- _Given problem_
Copy out every one of the lines below word for word, omitting the pictures from your answer.

● ● ●

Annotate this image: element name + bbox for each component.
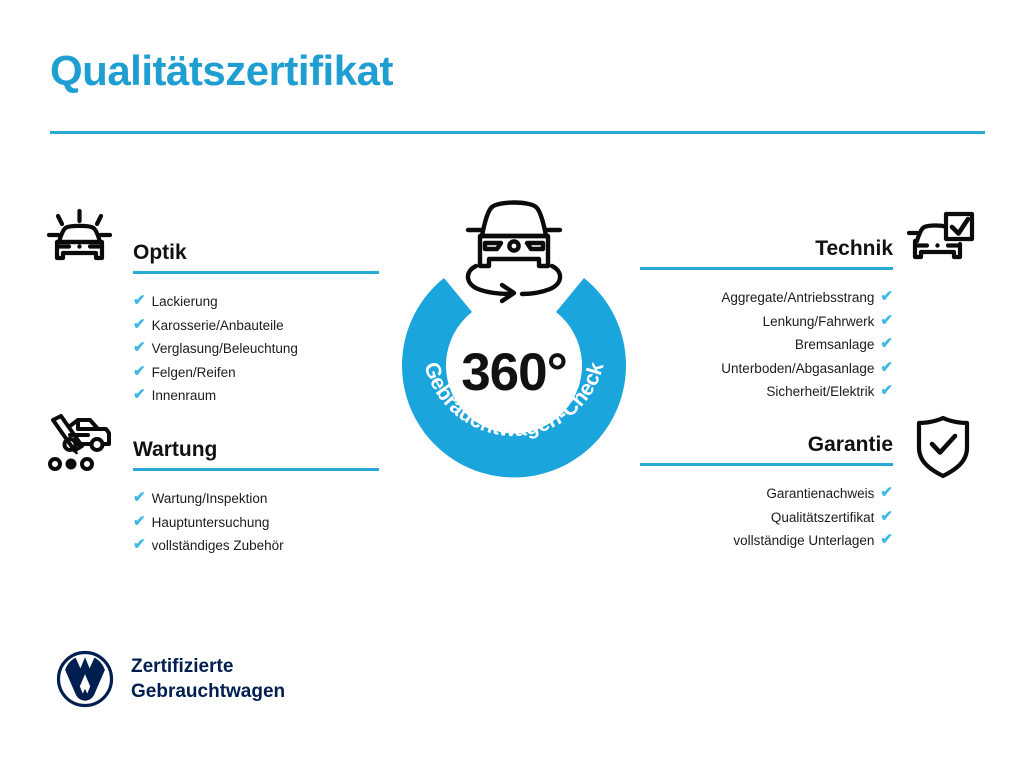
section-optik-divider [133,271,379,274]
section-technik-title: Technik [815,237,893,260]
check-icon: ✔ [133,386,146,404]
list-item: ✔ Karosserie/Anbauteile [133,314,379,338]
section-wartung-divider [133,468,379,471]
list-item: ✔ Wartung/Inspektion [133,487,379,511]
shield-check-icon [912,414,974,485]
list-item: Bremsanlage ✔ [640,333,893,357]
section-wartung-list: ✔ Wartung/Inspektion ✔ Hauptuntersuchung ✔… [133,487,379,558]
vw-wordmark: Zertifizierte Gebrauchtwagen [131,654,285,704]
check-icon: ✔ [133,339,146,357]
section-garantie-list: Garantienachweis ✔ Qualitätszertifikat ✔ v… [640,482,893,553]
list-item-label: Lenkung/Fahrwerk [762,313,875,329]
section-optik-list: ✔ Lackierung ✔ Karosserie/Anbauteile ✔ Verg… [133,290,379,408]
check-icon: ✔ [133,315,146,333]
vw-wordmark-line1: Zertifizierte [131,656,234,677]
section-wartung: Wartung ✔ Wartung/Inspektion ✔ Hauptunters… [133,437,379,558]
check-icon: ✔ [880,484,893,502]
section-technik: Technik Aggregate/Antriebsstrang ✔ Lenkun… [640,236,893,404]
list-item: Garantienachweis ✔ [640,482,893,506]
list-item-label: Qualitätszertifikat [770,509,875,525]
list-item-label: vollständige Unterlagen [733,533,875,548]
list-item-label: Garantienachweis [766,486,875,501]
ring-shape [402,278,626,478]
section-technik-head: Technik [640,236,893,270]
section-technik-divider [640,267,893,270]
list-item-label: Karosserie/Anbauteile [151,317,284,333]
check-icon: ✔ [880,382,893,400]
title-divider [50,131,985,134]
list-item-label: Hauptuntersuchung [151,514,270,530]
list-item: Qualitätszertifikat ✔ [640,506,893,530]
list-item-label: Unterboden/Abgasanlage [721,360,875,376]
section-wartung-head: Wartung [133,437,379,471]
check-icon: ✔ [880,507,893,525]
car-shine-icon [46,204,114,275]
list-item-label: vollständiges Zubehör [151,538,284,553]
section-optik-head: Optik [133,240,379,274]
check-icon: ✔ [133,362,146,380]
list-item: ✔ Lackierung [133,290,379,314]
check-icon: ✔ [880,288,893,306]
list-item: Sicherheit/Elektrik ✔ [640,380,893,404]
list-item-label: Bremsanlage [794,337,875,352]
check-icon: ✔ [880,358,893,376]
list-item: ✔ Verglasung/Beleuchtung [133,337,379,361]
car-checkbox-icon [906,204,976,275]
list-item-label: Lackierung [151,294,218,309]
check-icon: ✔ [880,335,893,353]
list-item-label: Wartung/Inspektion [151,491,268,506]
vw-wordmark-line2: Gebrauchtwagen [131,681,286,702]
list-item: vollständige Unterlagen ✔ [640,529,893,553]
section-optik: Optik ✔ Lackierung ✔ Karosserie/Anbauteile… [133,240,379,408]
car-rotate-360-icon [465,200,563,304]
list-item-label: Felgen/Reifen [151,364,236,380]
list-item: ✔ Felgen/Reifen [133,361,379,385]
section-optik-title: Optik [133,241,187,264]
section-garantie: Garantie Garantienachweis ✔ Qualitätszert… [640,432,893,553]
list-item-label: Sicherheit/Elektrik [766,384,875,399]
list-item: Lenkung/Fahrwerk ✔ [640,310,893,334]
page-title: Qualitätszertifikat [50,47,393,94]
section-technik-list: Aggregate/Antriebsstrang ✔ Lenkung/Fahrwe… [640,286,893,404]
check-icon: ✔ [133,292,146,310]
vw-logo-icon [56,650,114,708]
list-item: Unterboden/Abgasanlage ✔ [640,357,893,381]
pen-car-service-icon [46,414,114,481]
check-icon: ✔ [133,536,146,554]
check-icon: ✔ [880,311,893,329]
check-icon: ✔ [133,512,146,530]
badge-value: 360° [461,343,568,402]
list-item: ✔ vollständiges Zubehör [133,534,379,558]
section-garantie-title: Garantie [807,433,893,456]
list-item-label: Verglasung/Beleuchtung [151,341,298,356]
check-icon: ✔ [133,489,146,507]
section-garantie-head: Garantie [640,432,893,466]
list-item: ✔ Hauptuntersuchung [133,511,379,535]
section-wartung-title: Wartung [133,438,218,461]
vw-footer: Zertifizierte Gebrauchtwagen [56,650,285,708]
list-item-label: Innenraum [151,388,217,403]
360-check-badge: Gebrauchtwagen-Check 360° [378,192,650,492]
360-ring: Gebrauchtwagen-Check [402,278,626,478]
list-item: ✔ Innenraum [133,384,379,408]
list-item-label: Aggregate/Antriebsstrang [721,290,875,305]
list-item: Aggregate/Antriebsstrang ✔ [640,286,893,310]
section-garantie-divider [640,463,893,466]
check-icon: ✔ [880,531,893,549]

● ● ●

- _Answer for the task_
Annotate this image: element name + bbox for each component.
section-optik-divider [133,271,379,274]
section-technik-title: Technik [815,237,893,260]
check-icon: ✔ [133,386,146,404]
list-item: ✔ Karosserie/Anbauteile [133,314,379,338]
section-wartung-divider [133,468,379,471]
list-item: ✔ Wartung/Inspektion [133,487,379,511]
shield-check-icon [912,414,974,485]
list-item: Bremsanlage ✔ [640,333,893,357]
section-wartung-list: ✔ Wartung/Inspektion ✔ Hauptuntersuchung ✔… [133,487,379,558]
vw-wordmark: Zertifizierte Gebrauchtwagen [131,654,285,704]
check-icon: ✔ [133,339,146,357]
section-garantie-list: Garantienachweis ✔ Qualitätszertifikat ✔ v… [640,482,893,553]
list-item-label: Lenkung/Fahrwerk [762,313,875,329]
section-optik-list: ✔ Lackierung ✔ Karosserie/Anbauteile ✔ Verg… [133,290,379,408]
check-icon: ✔ [133,315,146,333]
vw-wordmark-line1: Zertifizierte [131,656,234,677]
section-wartung: Wartung ✔ Wartung/Inspektion ✔ Hauptunters… [133,437,379,558]
check-icon: ✔ [880,484,893,502]
section-technik: Technik Aggregate/Antriebsstrang ✔ Lenkun… [640,236,893,404]
list-item: Garantienachweis ✔ [640,482,893,506]
list-item-label: Qualitätszertifikat [770,509,875,525]
list-item-label: vollständige Unterlagen [733,533,875,548]
list-item-label: Garantienachweis [766,486,875,501]
ring-shape [402,278,626,478]
section-technik-head: Technik [640,236,893,270]
section-technik-divider [640,267,893,270]
list-item-label: Karosserie/Anbauteile [151,317,284,333]
check-icon: ✔ [880,382,893,400]
title-divider [50,131,985,134]
list-item-label: Hauptuntersuchung [151,514,270,530]
list-item: Qualitätszertifikat ✔ [640,506,893,530]
list-item-label: Unterboden/Abgasanlage [721,360,875,376]
section-wartung-head: Wartung [133,437,379,471]
check-icon: ✔ [880,507,893,525]
car-shine-icon [46,204,114,275]
list-item-label: vollständiges Zubehör [151,538,284,553]
section-optik-head: Optik [133,240,379,274]
check-icon: ✔ [133,362,146,380]
list-item: ✔ Lackierung [133,290,379,314]
check-icon: ✔ [880,288,893,306]
list-item: Sicherheit/Elektrik ✔ [640,380,893,404]
list-item-label: Bremsanlage [794,337,875,352]
check-icon: ✔ [880,358,893,376]
list-item: ✔ Verglasung/Beleuchtung [133,337,379,361]
car-checkbox-icon [906,204,976,275]
list-item-label: Lackierung [151,294,218,309]
check-icon: ✔ [880,335,893,353]
list-item-label: Wartung/Inspektion [151,491,268,506]
vw-wordmark-line2: Gebrauchtwagen [131,681,286,702]
list-item: vollständige Unterlagen ✔ [640,529,893,553]
section-optik: Optik ✔ Lackierung ✔ Karosserie/Anbauteile… [133,240,379,408]
car-rotate-360-icon [465,200,563,304]
list-item-label: Felgen/Reifen [151,364,236,380]
list-item: ✔ Felgen/Reifen [133,361,379,385]
section-optik-title: Optik [133,241,187,264]
section-garantie: Garantie Garantienachweis ✔ Qualitätszert… [640,432,893,553]
list-item-label: Sicherheit/Elektrik [766,384,875,399]
list-item: Lenkung/Fahrwerk ✔ [640,310,893,334]
page-title: Qualitätszertifikat [50,47,393,94]
section-technik-list: Aggregate/Antriebsstrang ✔ Lenkung/Fahrwe… [640,286,893,404]
check-icon: ✔ [133,292,146,310]
vw-logo-icon [56,650,114,708]
list-item: Unterboden/Abgasanlage ✔ [640,357,893,381]
pen-car-service-icon [46,414,114,481]
check-icon: ✔ [133,536,146,554]
check-icon: ✔ [880,311,893,329]
check-icon: ✔ [133,512,146,530]
badge-value: 360° [461,343,568,402]
list-item: ✔ vollständiges Zubehör [133,534,379,558]
section-garantie-title: Garantie [807,433,893,456]
list-item-label: Verglasung/Beleuchtung [151,341,298,356]
check-icon: ✔ [133,489,146,507]
section-garantie-head: Garantie [640,432,893,466]
list-item: ✔ Hauptuntersuchung [133,511,379,535]
section-wartung-title: Wartung [133,438,218,461]
vw-footer: Zertifizierte Gebrauchtwagen [56,650,285,708]
list-item-label: Innenraum [151,388,217,403]
360-check-badge: Gebrauchtwagen-Check 360° [378,192,650,492]
360-ring: Gebrauchtwagen-Check [402,278,626,478]
list-item: ✔ Innenraum [133,384,379,408]
list-item-label: Aggregate/Antriebsstrang [721,290,875,305]
list-item: Aggregate/Antriebsstrang ✔ [640,286,893,310]
section-garantie-divider [640,463,893,466]
check-icon: ✔ [880,531,893,549]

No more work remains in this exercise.